> _Records for the exercise_:

* START *

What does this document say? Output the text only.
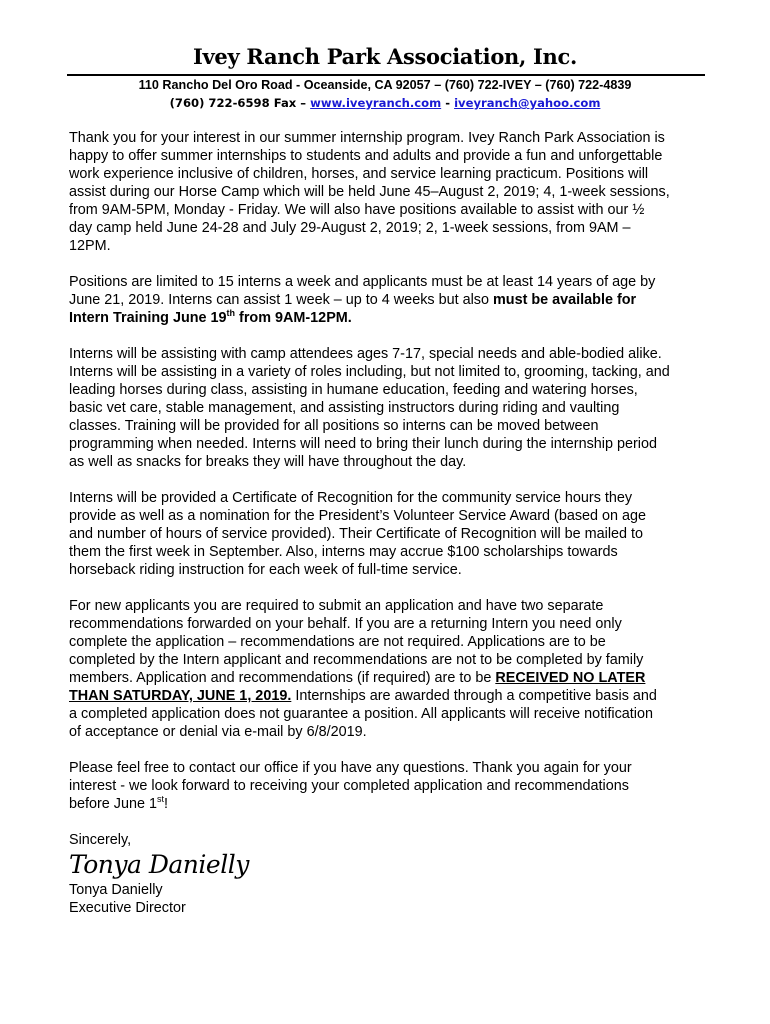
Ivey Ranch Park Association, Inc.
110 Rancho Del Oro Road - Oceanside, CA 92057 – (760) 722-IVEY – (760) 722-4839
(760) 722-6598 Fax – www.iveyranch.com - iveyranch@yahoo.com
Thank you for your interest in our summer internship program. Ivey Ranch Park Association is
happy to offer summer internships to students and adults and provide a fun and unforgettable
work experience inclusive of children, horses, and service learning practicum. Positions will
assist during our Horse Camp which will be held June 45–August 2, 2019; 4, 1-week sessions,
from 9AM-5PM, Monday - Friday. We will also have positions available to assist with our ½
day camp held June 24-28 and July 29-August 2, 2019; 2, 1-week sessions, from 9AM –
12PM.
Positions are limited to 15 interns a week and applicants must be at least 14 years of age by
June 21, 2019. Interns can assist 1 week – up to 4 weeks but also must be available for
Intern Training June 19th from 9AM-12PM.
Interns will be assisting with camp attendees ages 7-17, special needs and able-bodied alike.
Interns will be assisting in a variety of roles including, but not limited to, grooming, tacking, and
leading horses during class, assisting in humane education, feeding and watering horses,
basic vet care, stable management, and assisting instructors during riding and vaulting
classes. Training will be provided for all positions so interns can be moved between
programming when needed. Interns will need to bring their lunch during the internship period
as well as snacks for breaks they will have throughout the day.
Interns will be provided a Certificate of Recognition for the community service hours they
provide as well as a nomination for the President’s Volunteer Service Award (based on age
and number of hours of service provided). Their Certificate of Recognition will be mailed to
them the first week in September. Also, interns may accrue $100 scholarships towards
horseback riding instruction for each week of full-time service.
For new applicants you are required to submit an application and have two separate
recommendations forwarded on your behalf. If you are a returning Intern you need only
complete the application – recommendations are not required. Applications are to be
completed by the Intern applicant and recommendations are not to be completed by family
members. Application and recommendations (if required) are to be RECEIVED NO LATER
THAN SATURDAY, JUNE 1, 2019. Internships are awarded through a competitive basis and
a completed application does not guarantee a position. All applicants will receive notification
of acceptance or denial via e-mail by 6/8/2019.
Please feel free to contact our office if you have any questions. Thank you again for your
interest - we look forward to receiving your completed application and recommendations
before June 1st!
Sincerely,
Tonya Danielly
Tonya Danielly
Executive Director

* END *
* START *

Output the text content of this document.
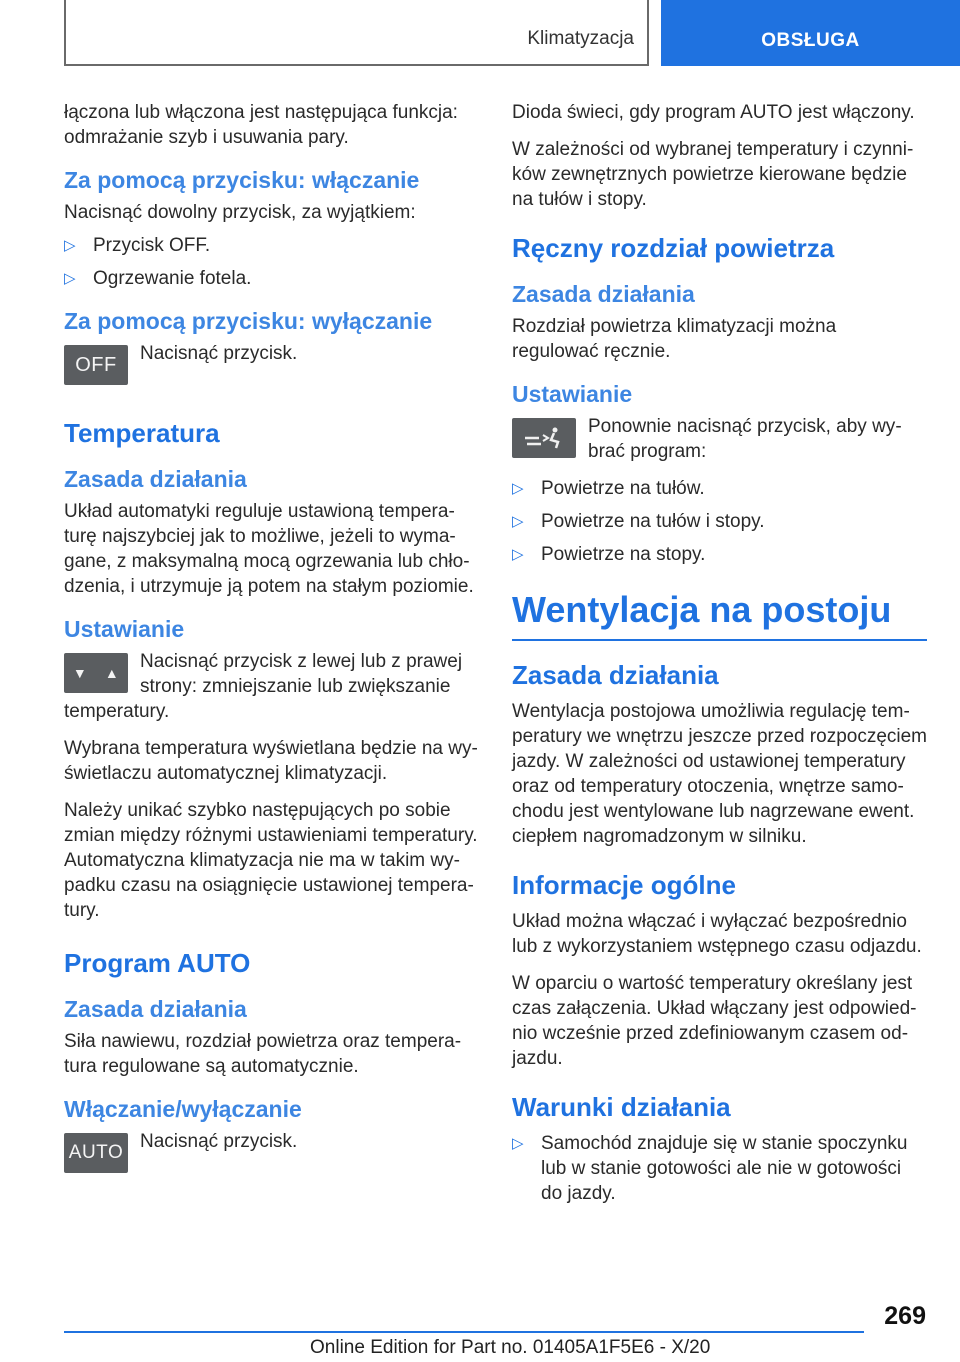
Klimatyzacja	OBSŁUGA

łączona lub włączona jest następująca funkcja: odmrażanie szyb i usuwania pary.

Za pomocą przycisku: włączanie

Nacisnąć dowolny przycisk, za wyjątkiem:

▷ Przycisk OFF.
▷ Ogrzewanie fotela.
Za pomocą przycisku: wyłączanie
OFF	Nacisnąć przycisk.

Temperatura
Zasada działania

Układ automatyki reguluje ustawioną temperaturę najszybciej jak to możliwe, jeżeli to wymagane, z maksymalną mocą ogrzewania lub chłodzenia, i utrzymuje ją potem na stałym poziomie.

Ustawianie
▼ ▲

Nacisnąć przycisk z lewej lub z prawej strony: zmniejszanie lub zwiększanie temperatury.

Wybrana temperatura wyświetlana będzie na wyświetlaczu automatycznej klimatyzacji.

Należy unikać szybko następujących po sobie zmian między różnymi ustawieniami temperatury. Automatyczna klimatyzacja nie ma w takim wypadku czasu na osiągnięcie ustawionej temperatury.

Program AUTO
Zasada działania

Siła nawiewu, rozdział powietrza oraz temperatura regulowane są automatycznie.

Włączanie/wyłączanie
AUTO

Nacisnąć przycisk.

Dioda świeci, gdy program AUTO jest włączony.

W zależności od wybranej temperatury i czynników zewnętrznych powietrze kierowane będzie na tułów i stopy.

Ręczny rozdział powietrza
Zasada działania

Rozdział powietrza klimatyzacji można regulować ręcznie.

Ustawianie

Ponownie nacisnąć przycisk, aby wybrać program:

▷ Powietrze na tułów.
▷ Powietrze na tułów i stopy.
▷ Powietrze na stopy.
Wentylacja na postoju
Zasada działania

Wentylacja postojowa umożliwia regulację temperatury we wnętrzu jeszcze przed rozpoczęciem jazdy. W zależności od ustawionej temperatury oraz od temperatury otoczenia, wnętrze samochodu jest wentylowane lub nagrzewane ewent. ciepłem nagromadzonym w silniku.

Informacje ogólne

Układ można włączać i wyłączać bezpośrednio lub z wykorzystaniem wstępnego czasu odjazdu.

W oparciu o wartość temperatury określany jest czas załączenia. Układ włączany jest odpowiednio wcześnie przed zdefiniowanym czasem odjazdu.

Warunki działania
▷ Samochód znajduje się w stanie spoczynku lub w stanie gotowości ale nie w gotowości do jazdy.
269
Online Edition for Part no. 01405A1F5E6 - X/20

* END *
* START *

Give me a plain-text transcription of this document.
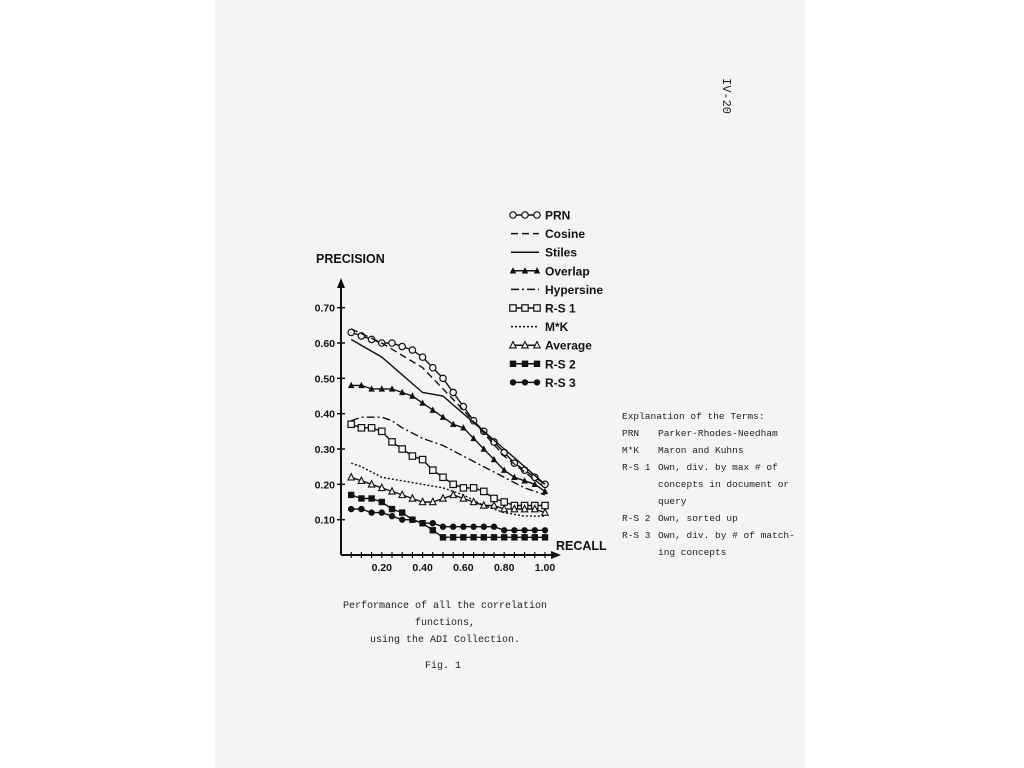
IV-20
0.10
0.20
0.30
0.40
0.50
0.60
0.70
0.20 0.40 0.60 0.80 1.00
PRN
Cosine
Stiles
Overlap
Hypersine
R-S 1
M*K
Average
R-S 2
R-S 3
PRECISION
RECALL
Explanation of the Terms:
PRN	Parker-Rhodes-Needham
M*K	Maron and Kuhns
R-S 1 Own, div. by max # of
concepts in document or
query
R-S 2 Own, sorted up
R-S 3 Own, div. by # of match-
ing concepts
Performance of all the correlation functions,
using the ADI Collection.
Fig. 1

* END *

> _The request_: Report back each line of the entries that holds the string "summer".

> _Task solution_:
Thank you for your interest in our summer internship program. Ivey Ranch Park Association is
happy to offer summer internships to students and adults and provide a fun and unforgettable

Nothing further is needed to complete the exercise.